> [EXERCISE PROMPT]
Lines that contain the string "from" are to be copied; leave out all others.

> [SOURCE DATA]
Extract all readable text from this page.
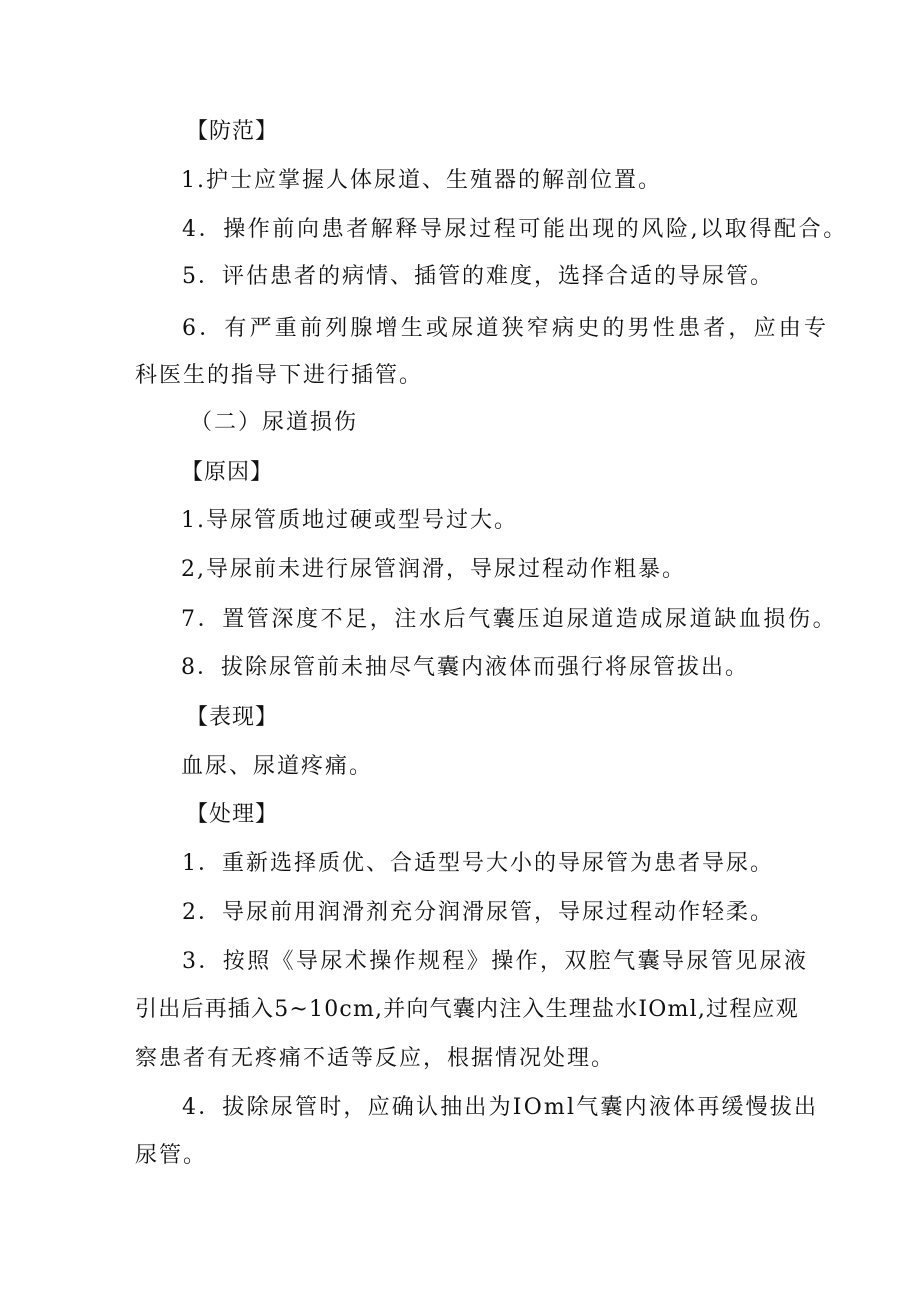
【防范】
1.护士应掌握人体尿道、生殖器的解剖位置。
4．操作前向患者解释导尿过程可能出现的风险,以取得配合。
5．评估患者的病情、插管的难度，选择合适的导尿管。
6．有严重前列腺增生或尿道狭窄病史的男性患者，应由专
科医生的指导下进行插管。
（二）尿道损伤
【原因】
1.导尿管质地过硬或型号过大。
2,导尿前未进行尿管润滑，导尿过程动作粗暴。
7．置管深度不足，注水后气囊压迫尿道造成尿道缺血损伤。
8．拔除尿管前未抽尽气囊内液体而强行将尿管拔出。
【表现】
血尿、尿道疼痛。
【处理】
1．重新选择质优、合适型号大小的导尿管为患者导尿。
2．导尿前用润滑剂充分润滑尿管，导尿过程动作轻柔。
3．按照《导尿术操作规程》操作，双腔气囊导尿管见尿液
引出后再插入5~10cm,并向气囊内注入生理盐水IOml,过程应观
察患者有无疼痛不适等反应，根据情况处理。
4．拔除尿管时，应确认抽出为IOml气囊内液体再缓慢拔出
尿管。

...

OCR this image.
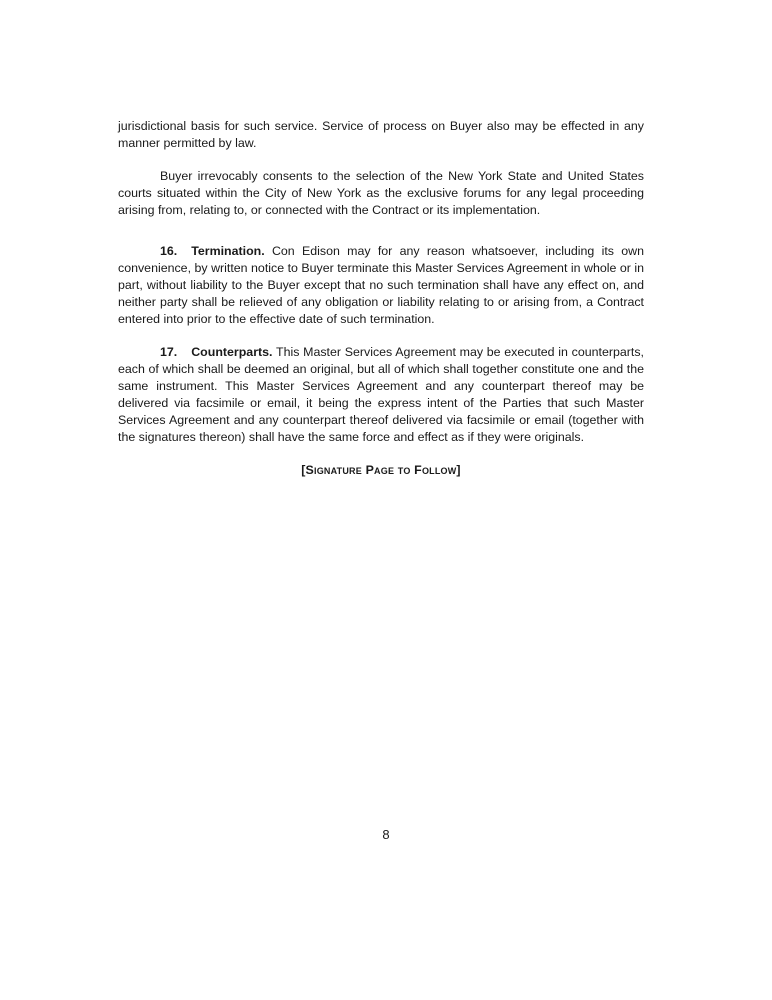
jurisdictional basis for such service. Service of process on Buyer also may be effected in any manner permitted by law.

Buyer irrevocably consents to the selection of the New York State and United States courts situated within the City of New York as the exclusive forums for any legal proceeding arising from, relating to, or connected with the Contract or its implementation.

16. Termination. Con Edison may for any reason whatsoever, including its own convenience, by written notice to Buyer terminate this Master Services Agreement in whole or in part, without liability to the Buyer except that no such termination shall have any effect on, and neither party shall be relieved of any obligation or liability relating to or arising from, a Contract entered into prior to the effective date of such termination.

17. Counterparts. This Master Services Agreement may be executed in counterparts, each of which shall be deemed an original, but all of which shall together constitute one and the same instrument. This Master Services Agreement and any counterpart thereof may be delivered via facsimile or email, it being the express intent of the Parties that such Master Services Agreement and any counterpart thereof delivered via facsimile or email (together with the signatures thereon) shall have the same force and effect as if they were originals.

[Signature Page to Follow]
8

* * *

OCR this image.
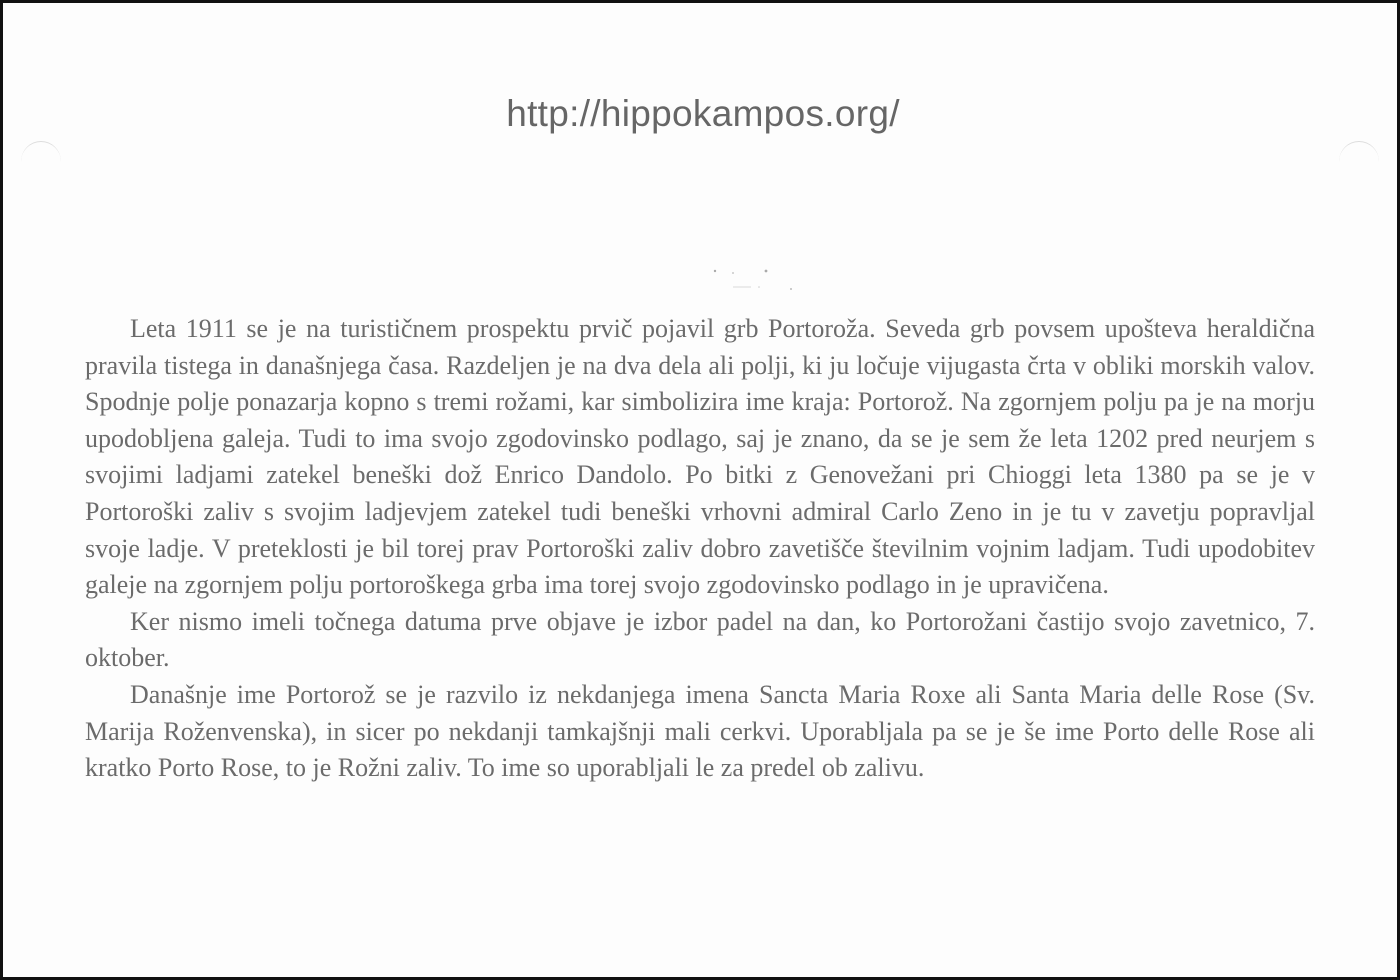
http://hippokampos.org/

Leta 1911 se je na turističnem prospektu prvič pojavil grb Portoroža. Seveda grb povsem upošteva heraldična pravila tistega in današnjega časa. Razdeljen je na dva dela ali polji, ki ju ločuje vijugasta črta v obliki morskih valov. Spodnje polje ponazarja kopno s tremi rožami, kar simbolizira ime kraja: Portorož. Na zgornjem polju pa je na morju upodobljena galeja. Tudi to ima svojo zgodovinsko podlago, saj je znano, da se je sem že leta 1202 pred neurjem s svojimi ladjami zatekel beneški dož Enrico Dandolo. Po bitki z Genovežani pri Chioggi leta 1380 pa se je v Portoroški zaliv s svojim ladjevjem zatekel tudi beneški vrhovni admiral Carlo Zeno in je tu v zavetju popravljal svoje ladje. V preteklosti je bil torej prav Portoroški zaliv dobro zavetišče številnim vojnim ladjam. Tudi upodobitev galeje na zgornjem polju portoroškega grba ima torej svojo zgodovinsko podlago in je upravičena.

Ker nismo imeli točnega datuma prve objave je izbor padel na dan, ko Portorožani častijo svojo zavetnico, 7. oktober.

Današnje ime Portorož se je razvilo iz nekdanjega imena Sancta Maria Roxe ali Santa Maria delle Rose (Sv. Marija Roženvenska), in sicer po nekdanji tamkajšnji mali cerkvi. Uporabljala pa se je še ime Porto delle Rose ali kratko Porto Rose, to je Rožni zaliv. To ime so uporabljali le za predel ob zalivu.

> [COMPLETED EXERCISE]
Extract all readable text from this page.
Buyer irrevocably consents to the selection of the New York State and United States courts situated within the City of New York as the exclusive forums for any legal proceeding arising from, relating to, or connected with the Contract or its implementation.
16. Termination. Con Edison may for any reason whatsoever, including its own convenience, by written notice to Buyer terminate this Master Services Agreement in whole or in part, without liability to the Buyer except that no such termination shall have any effect on, and neither party shall be relieved of any obligation or liability relating to or arising from, a Contract entered into prior to the effective date of such termination.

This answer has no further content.